• _Short problem_:
Count how many lines of the data include "федеральный". The answer is that number and nothing else.

(Dataset excerpt)
● ● ●

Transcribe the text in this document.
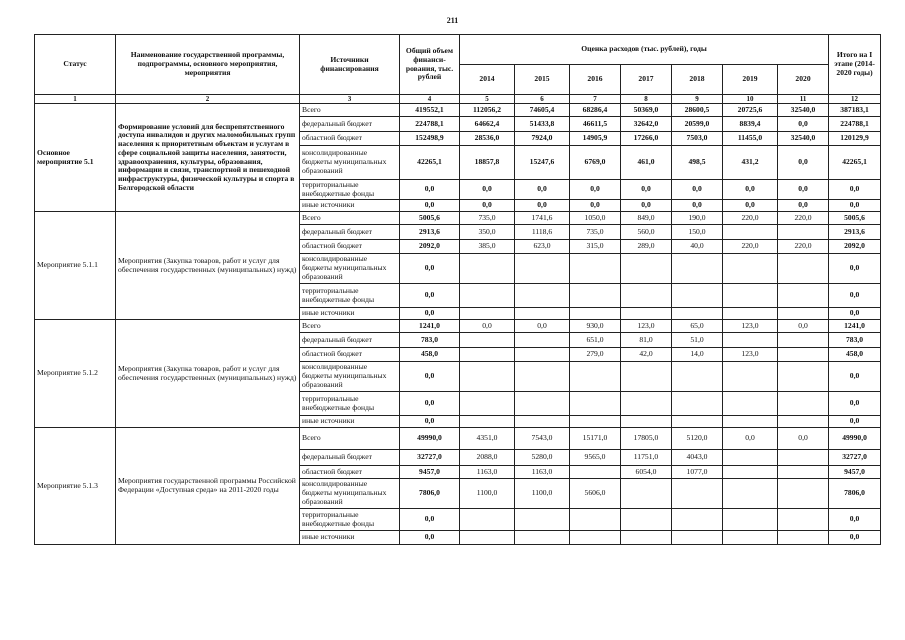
211
Статус	Наименование государственной программы, подпрограммы, основного мероприятия, мероприятия	Источники финансирования	Общий объем финанси-рования, тыс. рублей	Оценка расходов (тыс. рублей), годы							Итого на I этапе (2014-2020 годы)
				2014	2015	2016	2017	2018	2019	2020	
1	2	3	4	5	6	7	8	9	10	11	12
Основное мероприятие 5.1	Формирование условий для беспрепятственного доступа инвалидов и других маломобильных групп населения к приоритетным объектам и услугам в сфере социальной защиты населения, занятости, здравоохранения, культуры, образования, информации и связи, транспортной и пешеходной инфраструктуры, физической культуры и спорта в Белгородской области	Всего	419552,1	112056,2	74605,4	68286,4	50369,0	28600,5	20725,6	32540,0	387183,1
		федеральный бюджет	224788,1	64662,4	51433,8	46611,5	32642,0	20599,0	8839,4	0,0	224788,1
		областной бюджет	152498,9	28536,0	7924,0	14905,9	17266,0	7503,0	11455,0	32540,0	120129,9
		консолидированные бюджеты муниципальных образований	42265,1	18857,8	15247,6	6769,0	461,0	498,5	431,2	0,0	42265,1
		территориальные внебюджетные фонды	0,0	0,0	0,0	0,0	0,0	0,0	0,0	0,0	0,0
		иные источники	0,0	0,0	0,0	0,0	0,0	0,0	0,0	0,0	0,0
Мероприятие 5.1.1	Мероприятия (Закупка товаров, работ и услуг для обеспечения государственных (муниципальных) нужд)	Всего	5005,6	735,0	1741,6	1050,0	849,0	190,0	220,0	220,0	5005,6
		федеральный бюджет	2913,6	350,0	1118,6	735,0	560,0	150,0			2913,6
		областной бюджет	2092,0	385,0	623,0	315,0	289,0	40,0	220,0	220,0	2092,0
		консолидированные бюджеты муниципальных образований	0,0								0,0
		территориальные внебюджетные фонды	0,0								0,0
		иные источники	0,0								0,0
Мероприятие 5.1.2	Мероприятия (Закупка товаров, работ и услуг для обеспечения государственных (муниципальных) нужд)	Всего	1241,0	0,0	0,0	930,0	123,0	65,0	123,0	0,0	1241,0
		федеральный бюджет	783,0			651,0	81,0	51,0			783,0
		областной бюджет	458,0			279,0	42,0	14,0	123,0		458,0
		консолидированные бюджеты муниципальных образований	0,0								0,0
		территориальные внебюджетные фонды	0,0								0,0
		иные источники	0,0								0,0
Мероприятие 5.1.3	Мероприятия государственной программы Российской Федерации «Доступная среда» на 2011-2020 годы	Всего	49990,0	4351,0	7543,0	15171,0	17805,0	5120,0	0,0	0,0	49990,0
		федеральный бюджет	32727,0	2088,0	5280,0	9565,0	11751,0	4043,0			32727,0
		областной бюджет	9457,0	1163,0	1163,0		6054,0	1077,0			9457,0
		консолидированные бюджеты муниципальных образований	7806,0	1100,0	1100,0	5606,0					7806,0
		территориальные внебюджетные фонды	0,0								0,0
		иные источники	0,0								0,0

● ● ●

• _The reply_:
4